* _EXERCISE PASSAGE_
Memorable Quotes & Moments
- “Totally legitimate activist behaviour to me. The timing is a complete coincidence, of course.” (Patrick, on sanctions timing vs. hacks, [06:55])
- “We need to do something. This is something. So we’ll do it. That old chestnut.” (Patrick, on Microsoft’s response, [08:24])
- “It’s such a leaky environment. I mean you think America’s bad … then you see what you can just torrent in Russia…” (Patrick, [33:20])
- “Blessing technology is not that unusual. … The monk said one should pray for Max messenger because of a person's desire to use earthly goods to achieve useful results.” (Adam, [37:10])
Timestamps of Notable Segments
- Foreign orchestration of attacks in Australia ([00:00–05:09])
- Iranian Satcom hacking by hacktivists ([05:09–06:55])
- Microsoft/China disclosure issues ([06:55–10:35])
- FRACK APT attribution debunked ([10:35–13:56])
- Trail of Bits prompt injection research ([13:56–17:48])
- Russian hackers exploit ancient Cisco vuln ([18:07–18:52])
- Residential proxy network exposé ([29:07–33:03])
- Nevada ransomware crisis ([26:41–28:45])
- Corelight AI sponsor interview with Greg Bell ([38:29–52:45])
Closing Thoughts
This episode encapsulates the intersection of geopolitics, persistent technical threats, and tech industry growing pains around AI and security—seasoned with recurring themes of opsec failures, compromised infrastructures, and the never-ending race between attackers, defenders, and regulators. The show’s blend of serious reporting, skepticism, and security community in-jokes is on full display.
Patrick and Adam’s advice, as always: patch your stuff, embrace AI carefully, expect hackers (and the state) to be one step ahead, and never underestimate the weirdness of the internet.

* _DATA LISTING_
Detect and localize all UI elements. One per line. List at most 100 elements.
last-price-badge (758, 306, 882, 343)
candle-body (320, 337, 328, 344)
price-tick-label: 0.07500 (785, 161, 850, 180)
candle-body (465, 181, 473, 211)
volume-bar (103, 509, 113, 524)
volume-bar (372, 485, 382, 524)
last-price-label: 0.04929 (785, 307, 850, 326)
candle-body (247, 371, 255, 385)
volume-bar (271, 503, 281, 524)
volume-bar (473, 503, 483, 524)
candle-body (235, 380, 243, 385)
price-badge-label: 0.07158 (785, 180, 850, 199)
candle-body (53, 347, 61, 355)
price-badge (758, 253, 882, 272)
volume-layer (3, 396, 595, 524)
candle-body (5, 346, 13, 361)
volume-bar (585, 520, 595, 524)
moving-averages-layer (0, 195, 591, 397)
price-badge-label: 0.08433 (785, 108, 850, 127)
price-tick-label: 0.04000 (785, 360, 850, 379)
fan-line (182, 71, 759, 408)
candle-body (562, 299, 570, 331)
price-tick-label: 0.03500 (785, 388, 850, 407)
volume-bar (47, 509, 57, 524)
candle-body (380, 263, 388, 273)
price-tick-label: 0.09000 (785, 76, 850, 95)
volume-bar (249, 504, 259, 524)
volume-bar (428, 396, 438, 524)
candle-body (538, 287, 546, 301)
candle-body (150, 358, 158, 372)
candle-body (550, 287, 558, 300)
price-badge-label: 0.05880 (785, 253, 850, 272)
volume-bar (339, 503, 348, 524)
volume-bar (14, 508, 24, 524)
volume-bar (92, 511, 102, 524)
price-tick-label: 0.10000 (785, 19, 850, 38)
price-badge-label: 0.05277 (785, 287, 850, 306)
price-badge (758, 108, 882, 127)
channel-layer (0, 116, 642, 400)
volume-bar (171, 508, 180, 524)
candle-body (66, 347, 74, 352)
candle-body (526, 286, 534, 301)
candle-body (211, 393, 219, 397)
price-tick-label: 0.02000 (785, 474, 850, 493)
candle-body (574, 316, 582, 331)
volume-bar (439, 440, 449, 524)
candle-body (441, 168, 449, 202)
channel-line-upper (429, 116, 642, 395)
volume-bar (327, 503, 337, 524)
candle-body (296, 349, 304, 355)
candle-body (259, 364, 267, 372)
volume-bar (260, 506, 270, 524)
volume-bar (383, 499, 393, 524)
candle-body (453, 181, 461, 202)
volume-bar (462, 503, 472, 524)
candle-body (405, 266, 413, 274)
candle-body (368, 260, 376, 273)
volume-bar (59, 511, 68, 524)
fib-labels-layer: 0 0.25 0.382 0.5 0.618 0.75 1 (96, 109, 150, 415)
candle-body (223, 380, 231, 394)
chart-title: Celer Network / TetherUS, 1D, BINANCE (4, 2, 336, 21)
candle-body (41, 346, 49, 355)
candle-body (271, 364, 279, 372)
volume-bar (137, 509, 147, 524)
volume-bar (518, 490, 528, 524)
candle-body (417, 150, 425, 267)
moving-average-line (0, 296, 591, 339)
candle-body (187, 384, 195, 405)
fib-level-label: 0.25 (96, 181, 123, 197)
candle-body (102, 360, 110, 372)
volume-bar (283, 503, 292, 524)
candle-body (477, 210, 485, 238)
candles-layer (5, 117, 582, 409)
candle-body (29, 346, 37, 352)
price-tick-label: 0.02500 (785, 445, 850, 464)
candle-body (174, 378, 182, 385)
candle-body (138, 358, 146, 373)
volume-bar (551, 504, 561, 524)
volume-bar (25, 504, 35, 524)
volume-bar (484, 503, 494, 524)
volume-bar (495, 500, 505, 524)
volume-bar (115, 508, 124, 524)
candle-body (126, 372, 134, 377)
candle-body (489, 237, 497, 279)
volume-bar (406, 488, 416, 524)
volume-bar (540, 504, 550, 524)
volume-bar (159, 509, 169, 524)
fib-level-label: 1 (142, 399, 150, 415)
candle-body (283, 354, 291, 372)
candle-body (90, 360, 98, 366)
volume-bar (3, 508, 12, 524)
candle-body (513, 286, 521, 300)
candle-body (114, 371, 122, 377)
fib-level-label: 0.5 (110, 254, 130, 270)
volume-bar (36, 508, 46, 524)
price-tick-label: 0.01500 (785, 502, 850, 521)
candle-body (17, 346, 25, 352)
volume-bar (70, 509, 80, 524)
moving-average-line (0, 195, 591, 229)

* _TASK BRIEF_
Please copy the passage from the episode summary exactly, starting at "- Iranian Satcom" and ending at "Greg Bell ([38:29–52:45])". This data comes from a different source.

* _RESPONSE BOX_
- Iranian Satcom hacking by hacktivists ([05:09–06:55])
- Microsoft/China disclosure issues ([06:55–10:35])
- FRACK APT attribution debunked ([10:35–13:56])
- Trail of Bits prompt injection research ([13:56–17:48])
- Russian hackers exploit ancient Cisco vuln ([18:07–18:52])
- Residential proxy network exposé ([29:07–33:03])
- Nevada ransomware crisis ([26:41–28:45])
- Corelight AI sponsor interview with Greg Bell ([38:29–52:45])